Your goal ▸ Go through the listing below and list every line with "this".

-------- Given information --------

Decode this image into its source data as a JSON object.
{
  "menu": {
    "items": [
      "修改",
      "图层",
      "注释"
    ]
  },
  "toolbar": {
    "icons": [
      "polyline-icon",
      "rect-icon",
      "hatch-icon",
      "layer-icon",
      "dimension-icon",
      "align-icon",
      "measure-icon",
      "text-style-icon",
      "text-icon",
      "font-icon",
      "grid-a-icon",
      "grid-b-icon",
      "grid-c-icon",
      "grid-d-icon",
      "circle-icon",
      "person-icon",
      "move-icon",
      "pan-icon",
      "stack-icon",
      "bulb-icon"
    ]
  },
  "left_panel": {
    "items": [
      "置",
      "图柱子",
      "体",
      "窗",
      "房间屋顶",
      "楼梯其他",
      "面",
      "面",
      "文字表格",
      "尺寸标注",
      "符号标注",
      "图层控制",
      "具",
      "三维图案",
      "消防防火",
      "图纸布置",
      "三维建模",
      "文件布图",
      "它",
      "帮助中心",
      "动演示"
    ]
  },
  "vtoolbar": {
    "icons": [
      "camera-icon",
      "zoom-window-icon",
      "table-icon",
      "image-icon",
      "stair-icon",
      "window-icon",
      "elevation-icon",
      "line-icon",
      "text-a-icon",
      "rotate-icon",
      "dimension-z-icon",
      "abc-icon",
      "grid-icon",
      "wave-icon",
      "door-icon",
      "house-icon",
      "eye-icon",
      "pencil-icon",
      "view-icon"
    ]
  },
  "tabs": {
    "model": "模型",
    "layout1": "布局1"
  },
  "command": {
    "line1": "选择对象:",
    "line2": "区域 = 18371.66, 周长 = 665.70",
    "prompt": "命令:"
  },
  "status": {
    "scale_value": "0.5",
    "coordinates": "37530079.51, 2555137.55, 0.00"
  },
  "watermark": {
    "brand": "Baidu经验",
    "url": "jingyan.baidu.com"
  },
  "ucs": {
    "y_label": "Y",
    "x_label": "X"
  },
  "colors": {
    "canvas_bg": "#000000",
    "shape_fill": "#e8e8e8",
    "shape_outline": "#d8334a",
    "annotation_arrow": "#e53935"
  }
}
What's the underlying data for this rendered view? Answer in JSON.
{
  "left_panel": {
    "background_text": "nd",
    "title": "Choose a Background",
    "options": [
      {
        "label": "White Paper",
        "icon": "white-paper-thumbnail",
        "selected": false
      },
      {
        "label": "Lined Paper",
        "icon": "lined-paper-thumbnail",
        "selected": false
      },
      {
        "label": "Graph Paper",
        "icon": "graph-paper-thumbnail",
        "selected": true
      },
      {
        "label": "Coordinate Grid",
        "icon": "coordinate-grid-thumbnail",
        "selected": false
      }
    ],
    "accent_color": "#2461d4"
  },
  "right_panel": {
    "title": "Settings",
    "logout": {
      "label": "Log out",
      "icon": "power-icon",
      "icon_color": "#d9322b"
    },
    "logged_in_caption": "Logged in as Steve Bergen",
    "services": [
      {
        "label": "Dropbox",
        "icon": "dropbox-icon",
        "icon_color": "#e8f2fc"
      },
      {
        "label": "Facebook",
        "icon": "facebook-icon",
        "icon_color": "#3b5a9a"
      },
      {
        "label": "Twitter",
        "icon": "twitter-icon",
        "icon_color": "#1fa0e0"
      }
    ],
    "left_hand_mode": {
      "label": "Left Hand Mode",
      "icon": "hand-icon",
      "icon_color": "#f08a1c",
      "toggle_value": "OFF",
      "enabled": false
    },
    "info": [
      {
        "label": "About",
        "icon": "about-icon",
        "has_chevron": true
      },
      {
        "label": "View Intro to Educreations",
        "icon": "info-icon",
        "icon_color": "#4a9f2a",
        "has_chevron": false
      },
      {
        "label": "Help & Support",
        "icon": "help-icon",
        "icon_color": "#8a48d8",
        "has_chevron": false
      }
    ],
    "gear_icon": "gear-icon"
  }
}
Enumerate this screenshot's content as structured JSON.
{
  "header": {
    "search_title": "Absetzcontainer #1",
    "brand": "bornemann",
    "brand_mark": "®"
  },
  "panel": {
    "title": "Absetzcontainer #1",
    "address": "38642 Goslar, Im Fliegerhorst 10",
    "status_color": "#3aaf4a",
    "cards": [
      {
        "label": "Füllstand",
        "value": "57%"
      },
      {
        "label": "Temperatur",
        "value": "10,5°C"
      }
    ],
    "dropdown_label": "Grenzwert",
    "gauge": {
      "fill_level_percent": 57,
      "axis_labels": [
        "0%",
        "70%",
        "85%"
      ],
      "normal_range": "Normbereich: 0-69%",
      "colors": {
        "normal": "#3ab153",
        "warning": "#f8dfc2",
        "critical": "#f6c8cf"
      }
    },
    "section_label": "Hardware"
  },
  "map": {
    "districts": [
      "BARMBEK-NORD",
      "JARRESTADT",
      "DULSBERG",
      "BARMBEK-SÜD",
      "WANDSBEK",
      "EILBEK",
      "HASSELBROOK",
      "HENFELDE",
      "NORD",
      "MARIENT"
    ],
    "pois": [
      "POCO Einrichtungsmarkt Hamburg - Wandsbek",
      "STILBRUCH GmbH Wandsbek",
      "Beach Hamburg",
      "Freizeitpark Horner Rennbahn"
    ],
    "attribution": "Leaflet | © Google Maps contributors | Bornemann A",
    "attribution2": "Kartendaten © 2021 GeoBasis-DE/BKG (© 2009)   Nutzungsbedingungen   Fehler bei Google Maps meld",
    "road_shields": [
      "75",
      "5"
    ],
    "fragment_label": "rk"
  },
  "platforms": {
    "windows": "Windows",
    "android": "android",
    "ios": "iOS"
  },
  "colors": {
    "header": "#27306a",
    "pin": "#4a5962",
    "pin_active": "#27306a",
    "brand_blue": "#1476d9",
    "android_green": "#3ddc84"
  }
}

--------

Task result ▸
Decode this image into its source data as a JSON object.
What's the underlying data for this rendered view? Answer in JSON.
Enumerate this screenshot's content as structured JSON.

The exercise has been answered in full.